**WHAT THE TASK ASKS:** The listing below should be printed exactly, every line of it. Skip the pictures.
○ ○ ○ ○ ○ ○ ○
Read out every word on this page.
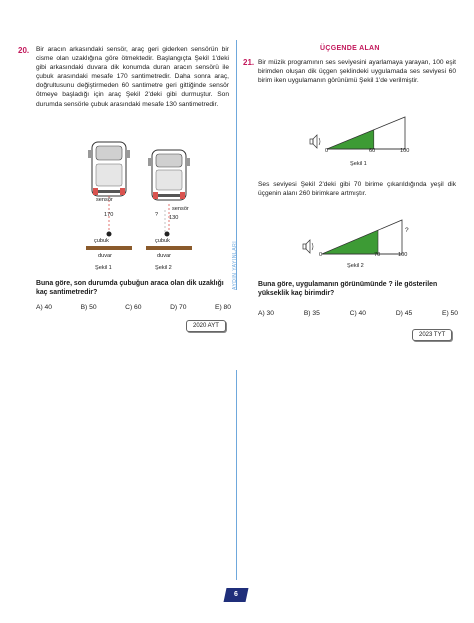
20. Bir aracın arkasındaki sensör, araç geri giderken sensörün bir cisme olan uzaklığına göre ötmektedir. Başlangıçta Şekil 1'deki gibi arkasındaki duvara dik konumda duran aracın sensörü ile çubuk arasındaki mesafe 170 santimetredir. Daha sonra araç, doğrultusunu değiştirmeden 60 santimetre geri gittiğinde sensör ötmeye başladığı için araç Şekil 2'deki gibi durmuştur. Son durumda sensörle çubuk arasındaki mesafe 130 santimetredir.
sensör
sensör
170	? 130
çubuk	çubuk
duvar	duvar
Şekil 1	Şekil 2
Buna göre, son durumda çubuğun araca olan dik uzaklığı kaç santimetredir?
A) 40	B) 50	C) 60	D) 70	E) 80
2020 AYT
AYDIN YAYINLARI
ÜÇGENDE ALAN
21. Bir müzik programının ses seviyesini ayarlamaya yarayan, 100 eşit birimden oluşan dik üçgen şeklindeki uygulamada ses seviyesi 60 birim iken uygulamanın görünümü Şekil 1'de verilmiştir.
0	60	100
Şekil 1
Ses seviyesi Şekil 2'deki gibi 70 birime çıkarıldığında yeşil dik üçgenin alanı 260 birimkare artmıştır.
0	70	100
?
Şekil 2
Buna göre, uygulamanın görünümünde ? ile gösterilen yükseklik kaç birimdir?
A) 30	B) 35	C) 40	D) 45	E) 50
2023 TYT
6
○ ○ ○ ○ ○ ○ ○
**SOLUTION TO THE PROBLEM:**
Read out every word on this page.
20. Bir aracın arkasındaki sensör, araç geri giderken sensörün bir cisme olan uzaklığına göre ötmektedir. Başlangıçta Şekil 1'deki gibi arkasındaki duvara dik konumda duran aracın sensörü ile çubuk arasındaki mesafe 170 santimetredir. Daha sonra araç, doğrultusunu değiştirmeden 60 santimetre geri gittiğinde sensör ötmeye başladığı için araç Şekil 2'deki gibi durmuştur. Son durumda sensörle çubuk arasındaki mesafe 130 santimetredir.
sensör
sensör
170	? 130
çubuk	çubuk
duvar	duvar
Şekil 1	Şekil 2
Buna göre, son durumda çubuğun araca olan dik uzaklığı kaç santimetredir?
A) 40	B) 50	C) 60	D) 70	E) 80
2020 AYT
AYDIN YAYINLARI
ÜÇGENDE ALAN
21. Bir müzik programının ses seviyesini ayarlamaya yarayan, 100 eşit birimden oluşan dik üçgen şeklindeki uygulamada ses seviyesi 60 birim iken uygulamanın görünümü Şekil 1'de verilmiştir.
0	60	100
Şekil 1
Ses seviyesi Şekil 2'deki gibi 70 birime çıkarıldığında yeşil dik üçgenin alanı 260 birimkare artmıştır.
0	70	100
?
Şekil 2
Buna göre, uygulamanın görünümünde ? ile gösterilen yükseklik kaç birimdir?
A) 30	B) 35	C) 40	D) 45	E) 50
2023 TYT
6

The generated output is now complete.